[Data entries for graphics]
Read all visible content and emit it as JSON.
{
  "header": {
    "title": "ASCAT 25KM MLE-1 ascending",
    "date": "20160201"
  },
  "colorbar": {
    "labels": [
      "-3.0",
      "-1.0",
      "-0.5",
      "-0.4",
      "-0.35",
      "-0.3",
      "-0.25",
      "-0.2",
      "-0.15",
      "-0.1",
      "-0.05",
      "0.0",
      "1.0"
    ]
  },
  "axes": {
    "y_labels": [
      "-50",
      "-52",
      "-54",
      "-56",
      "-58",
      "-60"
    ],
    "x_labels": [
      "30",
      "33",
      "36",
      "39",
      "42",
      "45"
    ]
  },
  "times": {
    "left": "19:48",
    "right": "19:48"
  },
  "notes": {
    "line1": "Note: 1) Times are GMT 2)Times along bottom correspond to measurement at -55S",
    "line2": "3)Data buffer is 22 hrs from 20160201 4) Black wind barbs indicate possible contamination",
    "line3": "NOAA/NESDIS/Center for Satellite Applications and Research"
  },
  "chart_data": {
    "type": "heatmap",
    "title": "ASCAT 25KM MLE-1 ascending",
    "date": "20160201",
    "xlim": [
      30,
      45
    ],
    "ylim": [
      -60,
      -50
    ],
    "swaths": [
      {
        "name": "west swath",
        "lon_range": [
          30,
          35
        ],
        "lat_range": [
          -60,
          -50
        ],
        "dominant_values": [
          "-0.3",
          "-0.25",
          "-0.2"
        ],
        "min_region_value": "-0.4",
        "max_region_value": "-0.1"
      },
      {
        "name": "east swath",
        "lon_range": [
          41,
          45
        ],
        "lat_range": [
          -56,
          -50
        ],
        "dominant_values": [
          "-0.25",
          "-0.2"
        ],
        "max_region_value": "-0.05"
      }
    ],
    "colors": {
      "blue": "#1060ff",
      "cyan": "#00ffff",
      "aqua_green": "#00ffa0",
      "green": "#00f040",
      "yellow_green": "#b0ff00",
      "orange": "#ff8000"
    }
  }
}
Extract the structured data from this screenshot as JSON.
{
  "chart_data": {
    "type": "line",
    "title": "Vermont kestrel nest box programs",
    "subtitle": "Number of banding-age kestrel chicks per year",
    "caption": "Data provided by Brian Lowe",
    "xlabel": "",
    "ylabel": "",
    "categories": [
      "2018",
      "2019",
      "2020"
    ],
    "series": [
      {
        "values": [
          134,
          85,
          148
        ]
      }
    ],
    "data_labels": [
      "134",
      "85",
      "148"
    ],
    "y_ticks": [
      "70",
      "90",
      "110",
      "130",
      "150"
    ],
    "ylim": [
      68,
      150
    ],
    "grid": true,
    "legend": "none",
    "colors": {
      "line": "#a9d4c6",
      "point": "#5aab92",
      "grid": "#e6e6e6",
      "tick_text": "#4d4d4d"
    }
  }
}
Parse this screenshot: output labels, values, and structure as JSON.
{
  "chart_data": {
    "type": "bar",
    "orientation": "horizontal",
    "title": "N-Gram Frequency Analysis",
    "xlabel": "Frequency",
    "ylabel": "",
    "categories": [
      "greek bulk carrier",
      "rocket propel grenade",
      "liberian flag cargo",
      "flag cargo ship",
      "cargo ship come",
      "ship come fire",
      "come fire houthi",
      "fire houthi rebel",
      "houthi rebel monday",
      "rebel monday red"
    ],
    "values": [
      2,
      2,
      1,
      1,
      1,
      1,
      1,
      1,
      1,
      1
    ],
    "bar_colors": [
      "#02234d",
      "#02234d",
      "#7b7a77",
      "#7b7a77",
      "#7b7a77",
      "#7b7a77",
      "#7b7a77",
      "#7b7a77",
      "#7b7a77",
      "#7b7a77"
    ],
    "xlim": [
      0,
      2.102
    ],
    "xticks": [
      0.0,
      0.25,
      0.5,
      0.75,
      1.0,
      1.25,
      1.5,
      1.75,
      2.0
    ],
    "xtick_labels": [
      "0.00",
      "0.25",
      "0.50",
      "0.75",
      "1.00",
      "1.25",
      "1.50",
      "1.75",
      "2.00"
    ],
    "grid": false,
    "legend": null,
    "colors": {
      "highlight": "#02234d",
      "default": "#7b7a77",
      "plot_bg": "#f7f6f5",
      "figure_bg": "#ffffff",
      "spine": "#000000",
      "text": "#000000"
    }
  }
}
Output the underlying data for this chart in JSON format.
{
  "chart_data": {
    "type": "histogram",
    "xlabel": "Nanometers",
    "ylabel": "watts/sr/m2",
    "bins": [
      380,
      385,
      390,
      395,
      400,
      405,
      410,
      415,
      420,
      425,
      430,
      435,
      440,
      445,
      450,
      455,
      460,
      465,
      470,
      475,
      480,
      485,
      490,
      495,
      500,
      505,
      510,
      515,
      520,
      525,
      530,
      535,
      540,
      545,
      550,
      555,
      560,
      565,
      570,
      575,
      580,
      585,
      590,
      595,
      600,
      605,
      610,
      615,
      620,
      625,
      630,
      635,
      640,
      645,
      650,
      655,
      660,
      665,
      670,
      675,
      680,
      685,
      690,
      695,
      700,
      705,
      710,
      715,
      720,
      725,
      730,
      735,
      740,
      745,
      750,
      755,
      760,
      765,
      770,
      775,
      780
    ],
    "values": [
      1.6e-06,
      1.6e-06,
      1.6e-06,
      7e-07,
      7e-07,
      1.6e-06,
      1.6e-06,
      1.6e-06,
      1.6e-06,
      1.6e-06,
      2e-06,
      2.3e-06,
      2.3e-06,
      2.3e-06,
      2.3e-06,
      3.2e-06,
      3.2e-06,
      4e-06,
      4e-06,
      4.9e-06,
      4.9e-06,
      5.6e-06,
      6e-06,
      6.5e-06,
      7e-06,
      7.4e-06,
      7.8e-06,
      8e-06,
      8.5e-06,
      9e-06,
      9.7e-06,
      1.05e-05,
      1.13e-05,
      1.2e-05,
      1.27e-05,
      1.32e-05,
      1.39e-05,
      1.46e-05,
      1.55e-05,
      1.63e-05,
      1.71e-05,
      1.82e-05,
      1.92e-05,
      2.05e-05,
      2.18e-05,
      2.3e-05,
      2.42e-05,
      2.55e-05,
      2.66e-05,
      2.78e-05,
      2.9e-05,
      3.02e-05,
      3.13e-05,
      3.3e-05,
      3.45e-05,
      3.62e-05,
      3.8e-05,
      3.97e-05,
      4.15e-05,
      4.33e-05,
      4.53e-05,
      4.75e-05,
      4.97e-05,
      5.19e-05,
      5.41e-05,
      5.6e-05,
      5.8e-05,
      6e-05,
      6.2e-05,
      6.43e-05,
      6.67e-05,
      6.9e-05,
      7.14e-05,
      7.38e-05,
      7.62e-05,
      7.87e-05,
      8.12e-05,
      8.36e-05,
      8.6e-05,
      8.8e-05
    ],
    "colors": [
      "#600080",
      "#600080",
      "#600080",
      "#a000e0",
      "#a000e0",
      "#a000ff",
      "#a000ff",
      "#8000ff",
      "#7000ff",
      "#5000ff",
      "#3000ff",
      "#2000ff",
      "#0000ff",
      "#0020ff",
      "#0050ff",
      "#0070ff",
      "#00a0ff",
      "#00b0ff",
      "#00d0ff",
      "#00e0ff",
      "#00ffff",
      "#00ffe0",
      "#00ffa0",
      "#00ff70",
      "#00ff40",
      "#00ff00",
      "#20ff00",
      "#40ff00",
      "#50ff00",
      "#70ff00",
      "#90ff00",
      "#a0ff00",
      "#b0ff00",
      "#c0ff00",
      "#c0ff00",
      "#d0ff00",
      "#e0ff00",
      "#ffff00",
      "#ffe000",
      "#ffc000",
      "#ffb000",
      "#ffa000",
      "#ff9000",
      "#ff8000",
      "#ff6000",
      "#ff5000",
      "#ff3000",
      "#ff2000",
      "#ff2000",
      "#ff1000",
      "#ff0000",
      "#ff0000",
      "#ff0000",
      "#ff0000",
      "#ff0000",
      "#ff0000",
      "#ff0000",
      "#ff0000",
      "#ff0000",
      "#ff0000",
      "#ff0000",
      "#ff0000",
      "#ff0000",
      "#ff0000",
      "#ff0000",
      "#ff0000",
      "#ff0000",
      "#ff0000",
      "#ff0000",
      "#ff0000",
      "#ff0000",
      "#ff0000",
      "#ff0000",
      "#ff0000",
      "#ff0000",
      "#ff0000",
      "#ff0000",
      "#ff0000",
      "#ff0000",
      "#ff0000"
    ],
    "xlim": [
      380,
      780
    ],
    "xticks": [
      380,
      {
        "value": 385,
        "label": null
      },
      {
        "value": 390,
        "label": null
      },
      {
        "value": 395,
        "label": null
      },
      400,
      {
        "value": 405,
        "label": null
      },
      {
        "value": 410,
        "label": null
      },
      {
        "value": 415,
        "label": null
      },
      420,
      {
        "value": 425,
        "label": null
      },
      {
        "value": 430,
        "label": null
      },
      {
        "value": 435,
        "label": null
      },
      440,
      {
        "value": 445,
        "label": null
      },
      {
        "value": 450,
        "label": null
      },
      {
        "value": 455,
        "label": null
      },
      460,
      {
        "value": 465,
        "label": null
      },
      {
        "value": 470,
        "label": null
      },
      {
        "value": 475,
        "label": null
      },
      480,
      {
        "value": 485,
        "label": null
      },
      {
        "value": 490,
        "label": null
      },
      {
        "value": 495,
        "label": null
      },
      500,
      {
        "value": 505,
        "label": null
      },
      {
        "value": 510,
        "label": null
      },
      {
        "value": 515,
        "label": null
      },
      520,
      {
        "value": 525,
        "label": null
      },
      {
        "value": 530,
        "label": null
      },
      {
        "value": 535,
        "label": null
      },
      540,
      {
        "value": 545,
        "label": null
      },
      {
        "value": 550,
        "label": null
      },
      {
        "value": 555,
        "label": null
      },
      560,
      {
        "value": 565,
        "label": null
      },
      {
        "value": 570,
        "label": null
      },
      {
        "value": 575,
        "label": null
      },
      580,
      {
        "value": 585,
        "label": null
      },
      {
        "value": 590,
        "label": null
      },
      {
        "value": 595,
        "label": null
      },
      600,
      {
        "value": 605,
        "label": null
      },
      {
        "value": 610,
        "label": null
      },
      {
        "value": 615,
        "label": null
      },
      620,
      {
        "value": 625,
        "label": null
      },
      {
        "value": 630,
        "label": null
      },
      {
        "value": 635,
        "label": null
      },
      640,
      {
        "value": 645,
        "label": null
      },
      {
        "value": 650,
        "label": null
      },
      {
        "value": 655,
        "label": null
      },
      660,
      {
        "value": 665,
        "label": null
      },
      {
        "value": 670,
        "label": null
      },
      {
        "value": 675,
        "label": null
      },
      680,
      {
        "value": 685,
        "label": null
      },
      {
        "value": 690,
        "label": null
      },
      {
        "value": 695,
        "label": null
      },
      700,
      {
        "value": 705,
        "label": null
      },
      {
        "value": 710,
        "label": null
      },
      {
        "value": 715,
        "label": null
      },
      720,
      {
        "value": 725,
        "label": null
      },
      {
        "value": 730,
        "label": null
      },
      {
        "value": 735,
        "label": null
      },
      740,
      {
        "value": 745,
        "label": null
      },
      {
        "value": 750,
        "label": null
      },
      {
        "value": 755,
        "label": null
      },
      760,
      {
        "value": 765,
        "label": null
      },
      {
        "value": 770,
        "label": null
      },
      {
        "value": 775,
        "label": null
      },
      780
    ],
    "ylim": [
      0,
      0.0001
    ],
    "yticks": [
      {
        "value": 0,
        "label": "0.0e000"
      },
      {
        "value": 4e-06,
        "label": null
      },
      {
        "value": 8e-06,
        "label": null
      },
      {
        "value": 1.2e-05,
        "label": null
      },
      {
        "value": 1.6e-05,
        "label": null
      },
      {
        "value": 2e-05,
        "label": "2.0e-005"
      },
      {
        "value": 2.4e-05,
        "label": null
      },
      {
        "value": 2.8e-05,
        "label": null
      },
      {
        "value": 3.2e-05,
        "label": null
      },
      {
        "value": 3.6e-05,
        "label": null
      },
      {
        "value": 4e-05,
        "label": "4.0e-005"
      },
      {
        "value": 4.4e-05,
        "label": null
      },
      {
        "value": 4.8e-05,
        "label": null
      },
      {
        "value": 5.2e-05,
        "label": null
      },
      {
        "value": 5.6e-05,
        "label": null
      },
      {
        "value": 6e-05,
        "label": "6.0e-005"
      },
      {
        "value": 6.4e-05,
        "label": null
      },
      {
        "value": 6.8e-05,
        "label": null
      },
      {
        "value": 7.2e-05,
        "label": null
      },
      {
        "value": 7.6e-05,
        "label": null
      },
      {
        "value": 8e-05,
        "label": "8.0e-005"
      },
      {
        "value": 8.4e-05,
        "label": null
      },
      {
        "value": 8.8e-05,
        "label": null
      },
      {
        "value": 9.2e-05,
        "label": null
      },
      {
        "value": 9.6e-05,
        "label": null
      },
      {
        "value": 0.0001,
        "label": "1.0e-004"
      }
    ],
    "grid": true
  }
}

> What is needed: Using the entries above, find all lines with "type". Copy them.

> Answer:
    "type": "heatmap",
    "type": "line",
    "type": "bar",
    "type": "histogram",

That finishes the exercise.